*Dataset records*
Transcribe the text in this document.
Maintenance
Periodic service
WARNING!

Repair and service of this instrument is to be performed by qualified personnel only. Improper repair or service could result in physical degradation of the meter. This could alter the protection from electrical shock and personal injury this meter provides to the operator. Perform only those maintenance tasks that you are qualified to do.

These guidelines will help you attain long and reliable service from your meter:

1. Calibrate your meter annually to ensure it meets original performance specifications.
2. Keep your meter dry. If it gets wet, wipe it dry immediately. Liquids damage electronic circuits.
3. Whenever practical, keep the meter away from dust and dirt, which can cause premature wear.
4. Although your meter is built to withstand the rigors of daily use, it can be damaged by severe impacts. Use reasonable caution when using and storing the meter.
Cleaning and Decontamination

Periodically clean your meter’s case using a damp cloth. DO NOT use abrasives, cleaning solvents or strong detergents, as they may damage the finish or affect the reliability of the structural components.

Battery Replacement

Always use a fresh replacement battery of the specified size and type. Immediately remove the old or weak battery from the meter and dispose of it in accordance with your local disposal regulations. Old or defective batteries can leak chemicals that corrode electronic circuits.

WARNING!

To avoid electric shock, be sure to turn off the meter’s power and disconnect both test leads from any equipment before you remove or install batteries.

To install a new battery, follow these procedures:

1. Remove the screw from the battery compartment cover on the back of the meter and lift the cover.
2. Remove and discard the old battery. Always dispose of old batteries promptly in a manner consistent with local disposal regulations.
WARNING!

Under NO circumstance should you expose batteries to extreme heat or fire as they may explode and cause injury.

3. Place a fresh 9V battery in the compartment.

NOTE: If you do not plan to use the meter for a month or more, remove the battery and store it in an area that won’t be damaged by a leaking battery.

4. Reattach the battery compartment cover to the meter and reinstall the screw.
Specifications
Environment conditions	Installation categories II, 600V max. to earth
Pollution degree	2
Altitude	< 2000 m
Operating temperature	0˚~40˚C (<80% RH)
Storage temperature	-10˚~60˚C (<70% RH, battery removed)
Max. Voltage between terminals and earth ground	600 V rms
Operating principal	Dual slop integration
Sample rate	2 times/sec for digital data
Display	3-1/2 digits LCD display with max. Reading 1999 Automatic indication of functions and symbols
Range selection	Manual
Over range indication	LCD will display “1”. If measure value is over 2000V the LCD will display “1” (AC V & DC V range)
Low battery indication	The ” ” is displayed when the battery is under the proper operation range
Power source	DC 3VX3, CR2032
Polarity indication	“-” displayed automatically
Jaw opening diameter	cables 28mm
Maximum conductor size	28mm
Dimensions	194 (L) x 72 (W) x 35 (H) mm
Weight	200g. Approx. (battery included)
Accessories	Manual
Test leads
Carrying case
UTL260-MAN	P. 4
* * *
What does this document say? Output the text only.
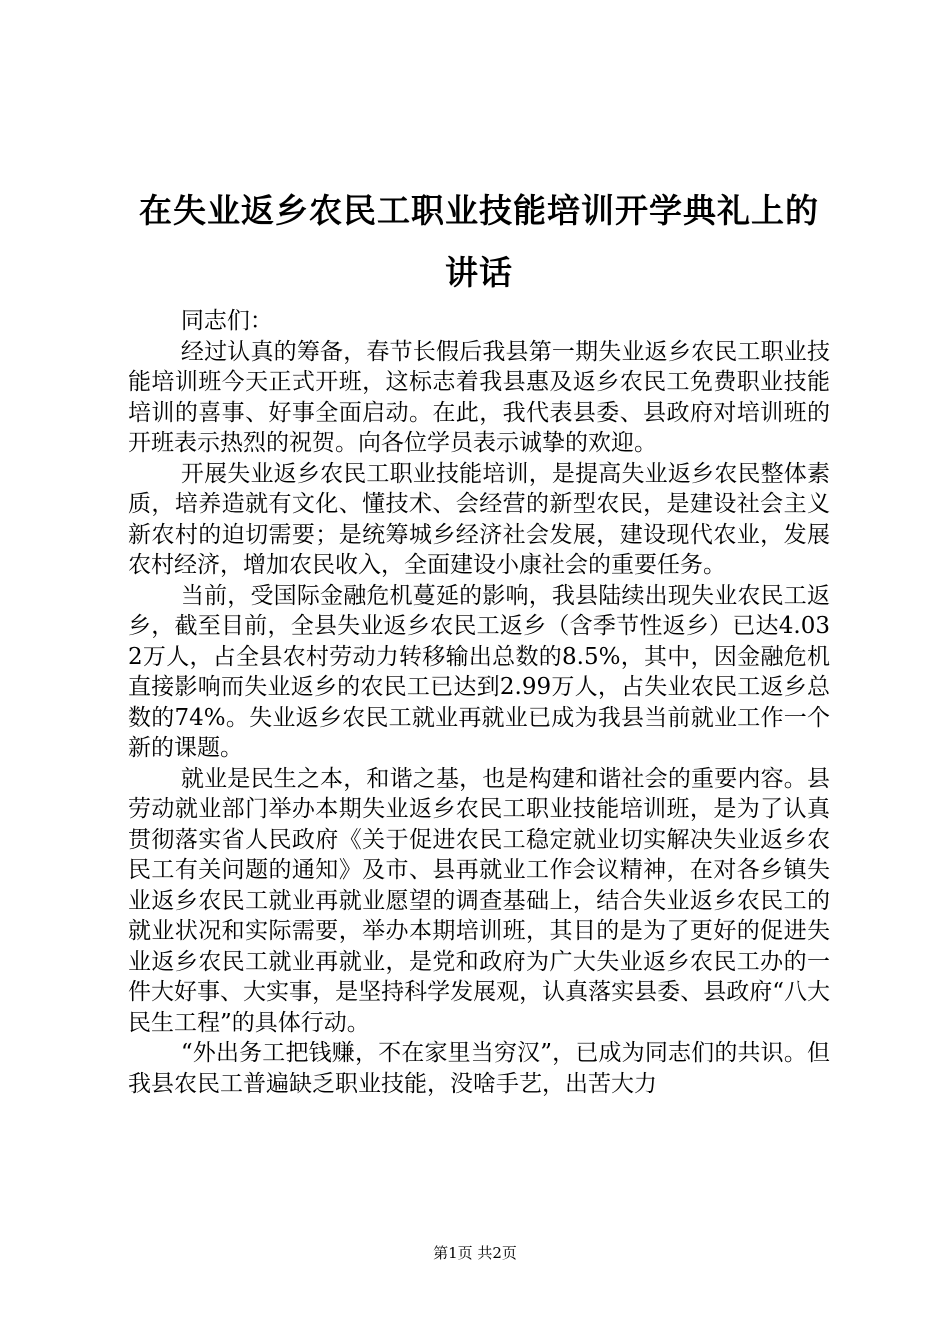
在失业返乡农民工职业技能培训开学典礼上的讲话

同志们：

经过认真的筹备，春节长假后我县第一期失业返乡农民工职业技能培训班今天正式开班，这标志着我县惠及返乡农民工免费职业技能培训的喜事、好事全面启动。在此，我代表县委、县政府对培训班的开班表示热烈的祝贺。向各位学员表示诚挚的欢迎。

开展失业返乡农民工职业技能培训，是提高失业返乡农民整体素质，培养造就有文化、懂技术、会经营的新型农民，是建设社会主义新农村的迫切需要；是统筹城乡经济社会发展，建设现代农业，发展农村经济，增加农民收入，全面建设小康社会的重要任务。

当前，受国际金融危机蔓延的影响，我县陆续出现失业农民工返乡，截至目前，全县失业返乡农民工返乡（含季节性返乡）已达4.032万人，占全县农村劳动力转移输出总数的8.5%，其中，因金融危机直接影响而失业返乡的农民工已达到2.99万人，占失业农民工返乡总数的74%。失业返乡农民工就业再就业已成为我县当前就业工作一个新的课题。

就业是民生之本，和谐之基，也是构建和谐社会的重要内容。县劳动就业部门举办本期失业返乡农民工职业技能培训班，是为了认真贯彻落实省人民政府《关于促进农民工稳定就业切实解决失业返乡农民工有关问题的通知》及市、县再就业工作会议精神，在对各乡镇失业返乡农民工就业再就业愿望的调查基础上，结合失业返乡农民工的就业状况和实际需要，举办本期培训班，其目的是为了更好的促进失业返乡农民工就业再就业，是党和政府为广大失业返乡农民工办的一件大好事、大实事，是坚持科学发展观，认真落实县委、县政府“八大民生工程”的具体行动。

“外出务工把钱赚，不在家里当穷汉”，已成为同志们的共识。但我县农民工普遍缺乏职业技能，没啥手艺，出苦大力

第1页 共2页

*TASK DETAILS*
Using the data above, copy each line that contains "only".

*OUTPUT OF THE TASK*
Repair and service of this instrument is to be performed by qualified personnel only. Improper repair or service could result in physical degradation of the meter. This could alter the protection from electrical shock and personal injury this meter provides to the operator. Perform only those maintenance tasks that you are qualified to do.
What does this document say? Output the text only.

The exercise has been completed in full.